#### SUPPLIED ENTRIES

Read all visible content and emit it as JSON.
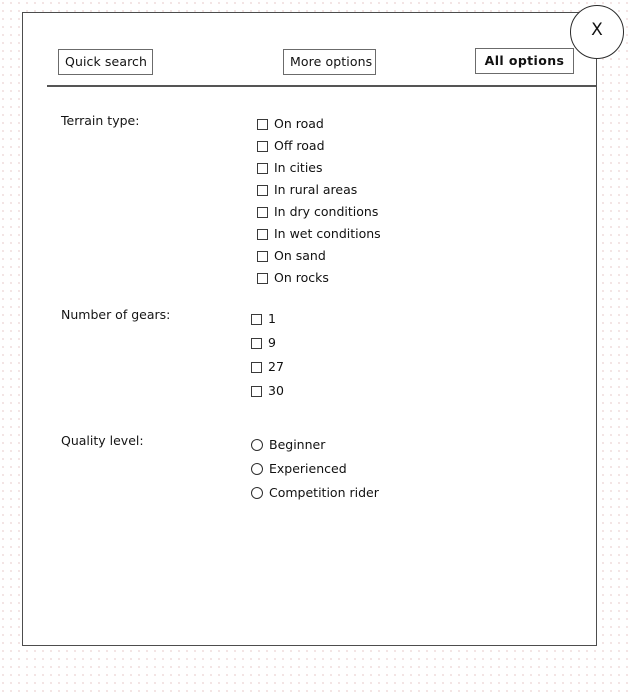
{
  "dialog": {
    "close_label": "X"
  },
  "tabs": [
    {
      "label": "Quick search",
      "active": false
    },
    {
      "label": "More options",
      "active": false
    },
    {
      "label": "All options",
      "active": true
    }
  ],
  "groups": [
    {
      "label": "Terrain type:",
      "control": "checkbox",
      "options": [
        {
          "label": "On road",
          "checked": false
        },
        {
          "label": "Off road",
          "checked": false
        },
        {
          "label": "In cities",
          "checked": false
        },
        {
          "label": "In rural areas",
          "checked": false
        },
        {
          "label": "In dry conditions",
          "checked": false
        },
        {
          "label": "In wet conditions",
          "checked": false
        },
        {
          "label": "On sand",
          "checked": false
        },
        {
          "label": "On rocks",
          "checked": false
        }
      ]
    },
    {
      "label": "Number of gears:",
      "control": "checkbox",
      "options": [
        {
          "label": "1",
          "checked": false
        },
        {
          "label": "9",
          "checked": false
        },
        {
          "label": "27",
          "checked": false
        },
        {
          "label": "30",
          "checked": false
        }
      ]
    },
    {
      "label": "Quality level:",
      "control": "radio",
      "options": [
        {
          "label": "Beginner",
          "checked": false
        },
        {
          "label": "Experienced",
          "checked": false
        },
        {
          "label": "Competition rider",
          "checked": false
        }
      ]
    }
  ]
}
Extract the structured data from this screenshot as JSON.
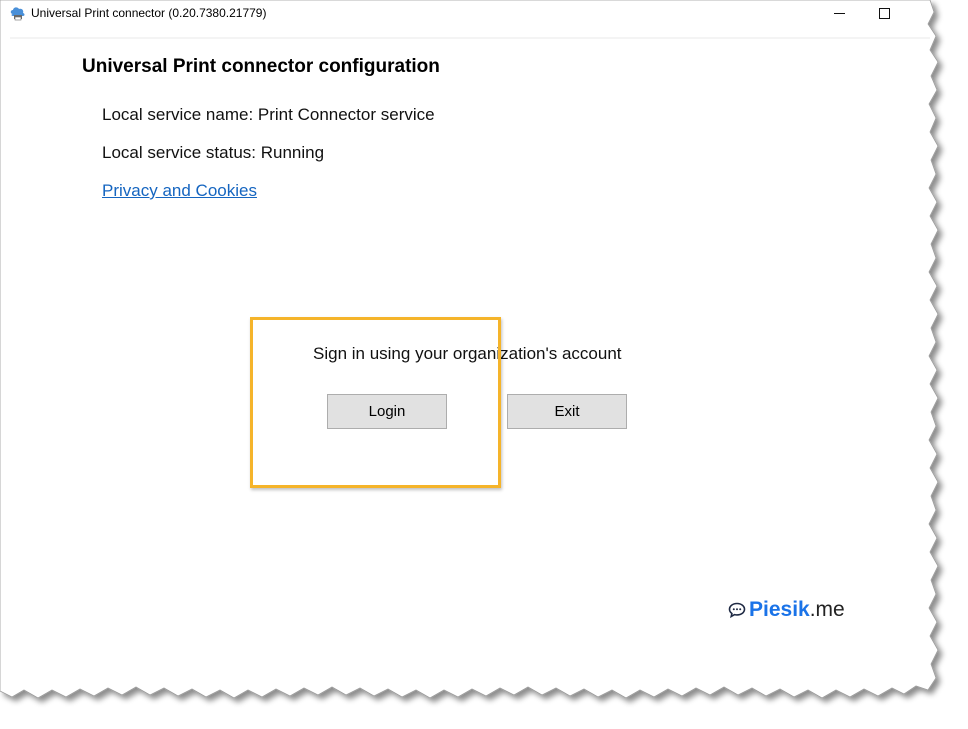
{
  "window": {
    "title": "Universal Print connector (0.20.7380.21779)",
    "controls": {
      "minimize_icon": "minimize-icon",
      "maximize_icon": "maximize-icon"
    }
  },
  "main": {
    "heading": "Universal Print connector configuration",
    "service_name_line": "Local service name: Print Connector service",
    "service_status_line": "Local service status: Running",
    "privacy_link": "Privacy and Cookies",
    "signin_prompt": "Sign in using your organization's account",
    "login_button": "Login",
    "exit_button": "Exit"
  },
  "watermark": {
    "brand": "Piesik",
    "tld": ".me",
    "icon": "chat-bubble-icon"
  },
  "colors": {
    "link": "#1565c0",
    "highlight": "#f5b42a",
    "button_bg": "#e1e1e1",
    "brand": "#1a73e8"
  }
}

########

## PROBLEM STATEMENT:
Within the entries above, report how many lines include "Universal", and keep the answer to the number.

## THE RESPONSE:
2